* **Exercise description**
Return all lines below containing the word "basic".

[Start Excerpted data]

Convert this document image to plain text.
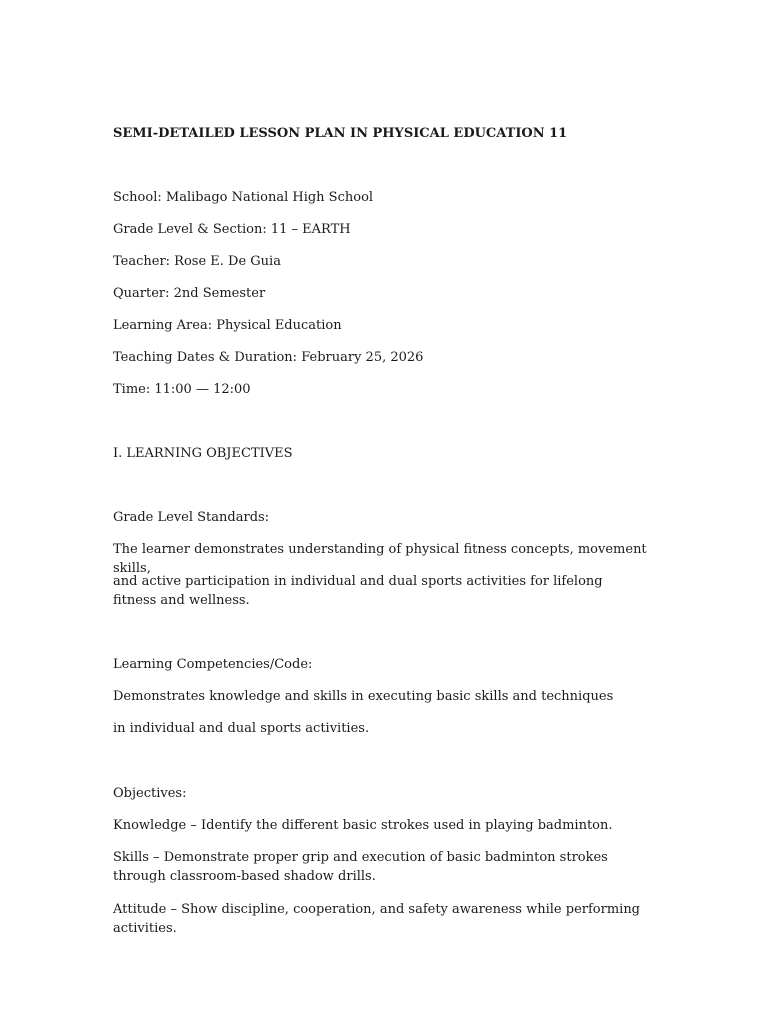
SEMI-DETAILED LESSON PLAN IN PHYSICAL EDUCATION 11
School: Malibago National High School
Grade Level & Section: 11 – EARTH
Teacher: Rose E. De Guia
Quarter: 2nd Semester
Learning Area: Physical Education
Teaching Dates & Duration: February 25, 2026
Time: 11:00 — 12:00
I. LEARNING OBJECTIVES
Grade Level Standards:
The learner demonstrates understanding of physical fitness concepts, movement skills,
and active participation in individual and dual sports activities for lifelong fitness and wellness.
Learning Competencies/Code:
Demonstrates knowledge and skills in executing basic skills and techniques
in individual and dual sports activities.
Objectives:
Knowledge – Identify the different basic strokes used in playing badminton.
Skills – Demonstrate proper grip and execution of basic badminton strokes through classroom-based shadow drills.
Attitude – Show discipline, cooperation, and safety awareness while performing activities.
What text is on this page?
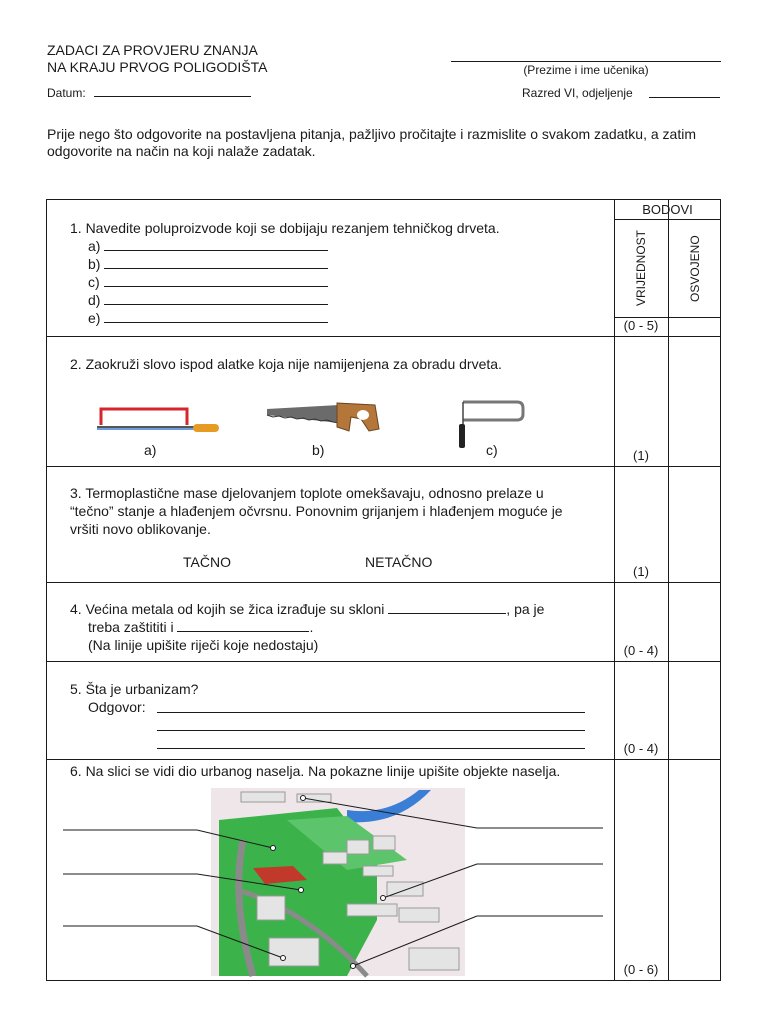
ZADACI ZA PROVJERU ZNANJA
NA KRAJU PRVOG POLIGODIŠTA	(Prezime i ime učenika)
Datum:	Razred VI, odjeljenje
Prije nego što odgovorite na postavljena pitanja, pažljivo pročitajte i razmislite o svakom zadatku, a zatim odgovorite na način na koji nalaže zadatak.
BODOVI
VRIJEDNOST	OSVOJENO
1. Navedite poluproizvode koji se dobijaju rezanjem tehničkog drveta.
a)
b)
c)
d)
e)	(0 - 5)
2. Zaokruži slovo ispod alatke koja nije namijenjena za obradu drveta.
a)	b)	c)	(1)
3. Termoplastične mase djelovanjem toplote omekšavaju, odnosno prelaze u “tečno” stanje a hlađenjem očvrsnu. Ponovnim grijanjem i hlađenjem moguće je vršiti novo oblikovanje.
TAČNO	NETAČNO
(1)
4. Većina metala od kojih se žica izrađuje su skloni	, pa je
treba zaštititi i	.
(Na linije upišite riječi koje nedostaju)	(0 - 4)
5. Šta je urbanizam?
Odgovor:
(0 - 4)
6. Na slici se vidi dio urbanog naselja. Na pokazne linije upišite objekte naselja.
(0 - 6)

[End Excerpted data]

* **Final answer**
Demonstrates knowledge and skills in executing basic skills and techniques
Knowledge – Identify the different basic strokes used in playing badminton.
Skills – Demonstrate proper grip and execution of basic badminton strokes through classroom-based shadow drills.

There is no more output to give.